── Record extracts ──

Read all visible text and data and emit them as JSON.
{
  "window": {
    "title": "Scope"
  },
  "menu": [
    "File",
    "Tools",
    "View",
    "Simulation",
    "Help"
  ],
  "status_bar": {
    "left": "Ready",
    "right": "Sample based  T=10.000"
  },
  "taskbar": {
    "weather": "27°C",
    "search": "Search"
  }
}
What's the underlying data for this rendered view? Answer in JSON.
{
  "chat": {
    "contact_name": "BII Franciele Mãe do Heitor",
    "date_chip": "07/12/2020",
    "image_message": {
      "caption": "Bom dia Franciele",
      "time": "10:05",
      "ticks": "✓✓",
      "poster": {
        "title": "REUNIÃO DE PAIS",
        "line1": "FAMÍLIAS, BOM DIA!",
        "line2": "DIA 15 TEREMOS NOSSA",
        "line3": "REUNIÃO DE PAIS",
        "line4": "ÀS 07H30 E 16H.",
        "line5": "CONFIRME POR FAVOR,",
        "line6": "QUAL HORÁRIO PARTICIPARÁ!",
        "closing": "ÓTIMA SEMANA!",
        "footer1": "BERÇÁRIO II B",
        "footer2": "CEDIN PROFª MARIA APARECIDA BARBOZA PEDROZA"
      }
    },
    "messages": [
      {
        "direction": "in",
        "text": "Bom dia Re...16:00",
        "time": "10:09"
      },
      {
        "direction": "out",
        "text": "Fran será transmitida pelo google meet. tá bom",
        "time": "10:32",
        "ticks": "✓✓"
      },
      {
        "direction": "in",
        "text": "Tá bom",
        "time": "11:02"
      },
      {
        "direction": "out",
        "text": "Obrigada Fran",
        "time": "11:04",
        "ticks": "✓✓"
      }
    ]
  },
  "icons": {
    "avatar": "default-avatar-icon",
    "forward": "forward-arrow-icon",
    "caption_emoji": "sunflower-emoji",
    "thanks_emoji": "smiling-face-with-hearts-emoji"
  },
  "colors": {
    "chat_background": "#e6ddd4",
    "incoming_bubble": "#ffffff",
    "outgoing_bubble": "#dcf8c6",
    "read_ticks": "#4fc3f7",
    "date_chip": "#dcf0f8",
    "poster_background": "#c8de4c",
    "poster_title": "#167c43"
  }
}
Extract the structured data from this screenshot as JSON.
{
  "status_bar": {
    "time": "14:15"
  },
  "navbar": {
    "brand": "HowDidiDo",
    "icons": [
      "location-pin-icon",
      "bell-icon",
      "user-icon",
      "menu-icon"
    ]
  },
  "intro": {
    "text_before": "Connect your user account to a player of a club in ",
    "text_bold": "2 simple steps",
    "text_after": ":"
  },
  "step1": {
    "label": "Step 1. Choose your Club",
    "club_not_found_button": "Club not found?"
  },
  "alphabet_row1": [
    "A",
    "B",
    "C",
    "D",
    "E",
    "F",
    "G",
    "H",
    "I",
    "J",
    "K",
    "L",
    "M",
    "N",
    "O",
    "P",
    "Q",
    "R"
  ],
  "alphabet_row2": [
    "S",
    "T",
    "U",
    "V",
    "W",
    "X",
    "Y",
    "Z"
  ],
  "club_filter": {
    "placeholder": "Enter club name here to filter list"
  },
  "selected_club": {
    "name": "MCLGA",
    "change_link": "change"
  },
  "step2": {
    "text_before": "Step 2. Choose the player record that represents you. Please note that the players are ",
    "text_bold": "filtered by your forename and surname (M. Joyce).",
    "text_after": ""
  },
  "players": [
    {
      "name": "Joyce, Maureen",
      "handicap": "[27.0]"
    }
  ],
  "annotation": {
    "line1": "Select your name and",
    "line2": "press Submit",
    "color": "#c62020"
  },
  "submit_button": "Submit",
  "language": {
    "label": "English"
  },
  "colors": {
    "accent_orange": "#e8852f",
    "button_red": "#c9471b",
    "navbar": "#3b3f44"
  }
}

───

# [Task brief]
Gather every line from the listing above in which the word "emoji" appears.

# [Finished exercise]
    "caption_emoji": "sunflower-emoji",
    "thanks_emoji": "smiling-face-with-hearts-emoji"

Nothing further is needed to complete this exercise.